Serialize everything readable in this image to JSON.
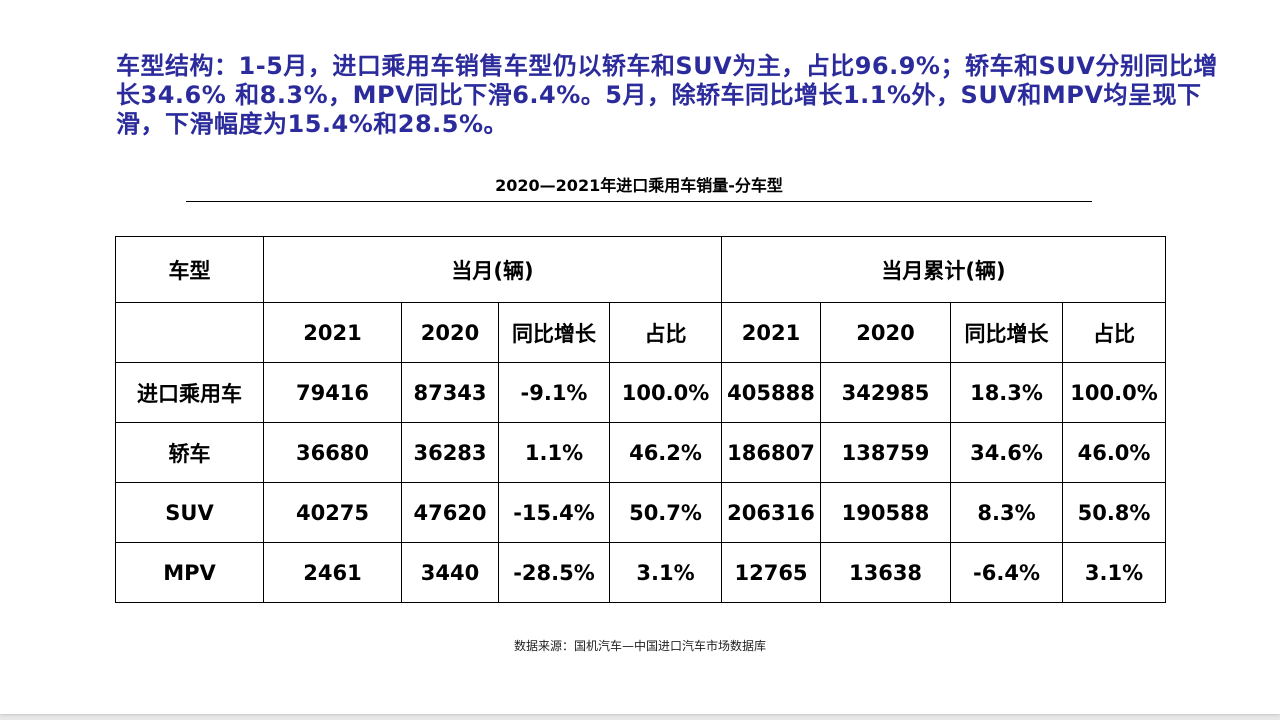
{
  "headline": "车型结构：1-5月，进口乘用车销售车型仍以轿车和SUV为主，占比96.9%；轿车和SUV分别同比增长34.6% 和8.3%，MPV同比下滑6.4%。5月，除轿车同比增长1.1%外，SUV和MPV均呈现下滑，下滑幅度为15.4%和28.5%。",
  "table_title": "2020—2021年进口乘用车销量-分车型",
  "table": {
    "col_type": "车型",
    "group_month": "当月(辆)",
    "group_cumulative": "当月累计(辆)",
    "sub_headers": [
      "2021",
      "2020",
      "同比增长",
      "占比",
      "2021",
      "2020",
      "同比增长",
      "占比"
    ],
    "rows": [
      [
        "进口乘用车",
        "79416",
        "87343",
        "-9.1%",
        "100.0%",
        "405888",
        "342985",
        "18.3%",
        "100.0%"
      ],
      [
        "轿车",
        "36680",
        "36283",
        "1.1%",
        "46.2%",
        "186807",
        "138759",
        "34.6%",
        "46.0%"
      ],
      [
        "SUV",
        "40275",
        "47620",
        "-15.4%",
        "50.7%",
        "206316",
        "190588",
        "8.3%",
        "50.8%"
      ],
      [
        "MPV",
        "2461",
        "3440",
        "-28.5%",
        "3.1%",
        "12765",
        "13638",
        "-6.4%",
        "3.1%"
      ]
    ]
  },
  "source": "数据来源：国机汽车—中国进口汽车市场数据库",
  "colors": {
    "headline": "#2b2b9c",
    "text": "#000000"
  }
}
━━━━━━━━━━━━━━━━
WRITTEN REQUEST:
Repeat the material verbatim. Do not carry over any picture.

REPLY:
Serialize everything readable in this image to JSON.
{
  "headline": "车型结构：1-5月，进口乘用车销售车型仍以轿车和SUV为主，占比96.9%；轿车和SUV分别同比增长34.6% 和8.3%，MPV同比下滑6.4%。5月，除轿车同比增长1.1%外，SUV和MPV均呈现下滑，下滑幅度为15.4%和28.5%。",
  "table_title": "2020—2021年进口乘用车销量-分车型",
  "table": {
    "col_type": "车型",
    "group_month": "当月(辆)",
    "group_cumulative": "当月累计(辆)",
    "sub_headers": [
      "2021",
      "2020",
      "同比增长",
      "占比",
      "2021",
      "2020",
      "同比增长",
      "占比"
    ],
    "rows": [
      [
        "进口乘用车",
        "79416",
        "87343",
        "-9.1%",
        "100.0%",
        "405888",
        "342985",
        "18.3%",
        "100.0%"
      ],
      [
        "轿车",
        "36680",
        "36283",
        "1.1%",
        "46.2%",
        "186807",
        "138759",
        "34.6%",
        "46.0%"
      ],
      [
        "SUV",
        "40275",
        "47620",
        "-15.4%",
        "50.7%",
        "206316",
        "190588",
        "8.3%",
        "50.8%"
      ],
      [
        "MPV",
        "2461",
        "3440",
        "-28.5%",
        "3.1%",
        "12765",
        "13638",
        "-6.4%",
        "3.1%"
      ]
    ]
  },
  "source": "数据来源：国机汽车—中国进口汽车市场数据库",
  "colors": {
    "headline": "#2b2b9c",
    "text": "#000000"
  }
}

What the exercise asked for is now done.